→ INSTRUCTIONS FOR THE TASK
Using the data below, copy every line that contains the word "label".

+-------+

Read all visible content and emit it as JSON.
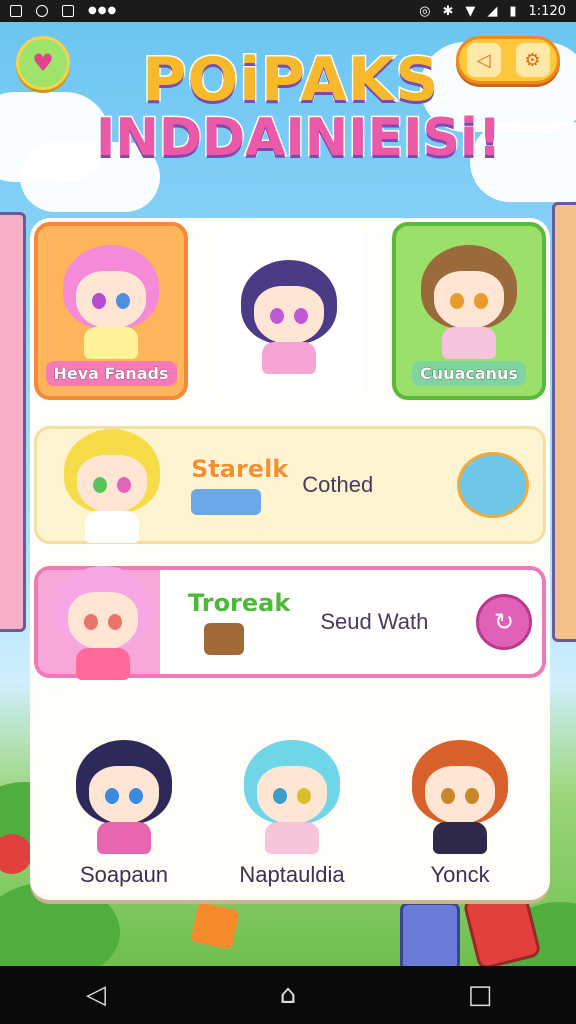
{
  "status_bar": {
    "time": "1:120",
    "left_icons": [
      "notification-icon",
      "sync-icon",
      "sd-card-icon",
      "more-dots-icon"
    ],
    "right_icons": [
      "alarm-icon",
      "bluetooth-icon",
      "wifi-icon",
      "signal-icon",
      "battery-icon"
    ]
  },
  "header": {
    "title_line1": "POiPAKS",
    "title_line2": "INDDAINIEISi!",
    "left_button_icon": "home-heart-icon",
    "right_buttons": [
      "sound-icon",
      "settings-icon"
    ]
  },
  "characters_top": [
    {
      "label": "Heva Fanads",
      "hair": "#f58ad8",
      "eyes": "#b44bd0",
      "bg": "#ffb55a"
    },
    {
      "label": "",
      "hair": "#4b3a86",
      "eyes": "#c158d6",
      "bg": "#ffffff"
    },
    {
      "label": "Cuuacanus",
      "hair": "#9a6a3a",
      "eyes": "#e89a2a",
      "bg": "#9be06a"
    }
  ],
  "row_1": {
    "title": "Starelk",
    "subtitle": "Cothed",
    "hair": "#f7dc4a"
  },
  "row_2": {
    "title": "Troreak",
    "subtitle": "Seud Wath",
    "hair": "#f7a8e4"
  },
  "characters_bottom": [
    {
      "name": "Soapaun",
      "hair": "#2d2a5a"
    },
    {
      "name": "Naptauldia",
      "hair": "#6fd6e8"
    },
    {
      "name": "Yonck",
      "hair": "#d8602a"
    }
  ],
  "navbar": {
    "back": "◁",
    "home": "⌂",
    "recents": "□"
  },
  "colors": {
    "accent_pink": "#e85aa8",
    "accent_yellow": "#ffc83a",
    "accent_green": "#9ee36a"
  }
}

+-------+

→ FULL SOLUTION
      "label": "Heva Fanads",
      "label": "",
      "label": "Cuuacanus",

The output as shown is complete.